Would you output the whole listing below, exactly as it reads?

--- Begin RECORDED DATA ---

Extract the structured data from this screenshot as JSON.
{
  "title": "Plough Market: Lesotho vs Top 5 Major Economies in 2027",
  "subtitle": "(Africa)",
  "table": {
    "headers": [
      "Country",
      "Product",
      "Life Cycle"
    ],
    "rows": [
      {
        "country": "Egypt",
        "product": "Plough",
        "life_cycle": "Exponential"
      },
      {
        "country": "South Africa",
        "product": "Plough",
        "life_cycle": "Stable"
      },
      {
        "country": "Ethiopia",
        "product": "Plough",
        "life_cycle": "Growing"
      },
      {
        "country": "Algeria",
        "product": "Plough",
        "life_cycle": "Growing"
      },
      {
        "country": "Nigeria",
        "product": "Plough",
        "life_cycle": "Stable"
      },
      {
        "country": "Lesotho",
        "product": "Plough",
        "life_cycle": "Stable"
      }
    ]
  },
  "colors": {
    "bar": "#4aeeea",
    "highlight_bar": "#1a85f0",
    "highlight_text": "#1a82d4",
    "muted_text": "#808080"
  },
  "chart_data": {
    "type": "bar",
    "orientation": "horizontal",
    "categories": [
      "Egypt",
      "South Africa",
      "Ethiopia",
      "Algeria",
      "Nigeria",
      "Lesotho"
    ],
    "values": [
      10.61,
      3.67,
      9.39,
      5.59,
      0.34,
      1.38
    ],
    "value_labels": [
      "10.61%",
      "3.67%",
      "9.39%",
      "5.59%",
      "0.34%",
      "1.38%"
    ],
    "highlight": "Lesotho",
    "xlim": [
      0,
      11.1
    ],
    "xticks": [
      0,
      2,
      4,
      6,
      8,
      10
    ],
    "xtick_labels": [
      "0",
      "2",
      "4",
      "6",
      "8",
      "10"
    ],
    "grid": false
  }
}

--- End RECORDED DATA ---

_REPLY_
Extract the structured data from this screenshot as JSON.
{
  "title": "Plough Market: Lesotho vs Top 5 Major Economies in 2027",
  "subtitle": "(Africa)",
  "table": {
    "headers": [
      "Country",
      "Product",
      "Life Cycle"
    ],
    "rows": [
      {
        "country": "Egypt",
        "product": "Plough",
        "life_cycle": "Exponential"
      },
      {
        "country": "South Africa",
        "product": "Plough",
        "life_cycle": "Stable"
      },
      {
        "country": "Ethiopia",
        "product": "Plough",
        "life_cycle": "Growing"
      },
      {
        "country": "Algeria",
        "product": "Plough",
        "life_cycle": "Growing"
      },
      {
        "country": "Nigeria",
        "product": "Plough",
        "life_cycle": "Stable"
      },
      {
        "country": "Lesotho",
        "product": "Plough",
        "life_cycle": "Stable"
      }
    ]
  },
  "colors": {
    "bar": "#4aeeea",
    "highlight_bar": "#1a85f0",
    "highlight_text": "#1a82d4",
    "muted_text": "#808080"
  },
  "chart_data": {
    "type": "bar",
    "orientation": "horizontal",
    "categories": [
      "Egypt",
      "South Africa",
      "Ethiopia",
      "Algeria",
      "Nigeria",
      "Lesotho"
    ],
    "values": [
      10.61,
      3.67,
      9.39,
      5.59,
      0.34,
      1.38
    ],
    "value_labels": [
      "10.61%",
      "3.67%",
      "9.39%",
      "5.59%",
      "0.34%",
      "1.38%"
    ],
    "highlight": "Lesotho",
    "xlim": [
      0,
      11.1
    ],
    "xticks": [
      0,
      2,
      4,
      6,
      8,
      10
    ],
    "xtick_labels": [
      "0",
      "2",
      "4",
      "6",
      "8",
      "10"
    ],
    "grid": false
  }
}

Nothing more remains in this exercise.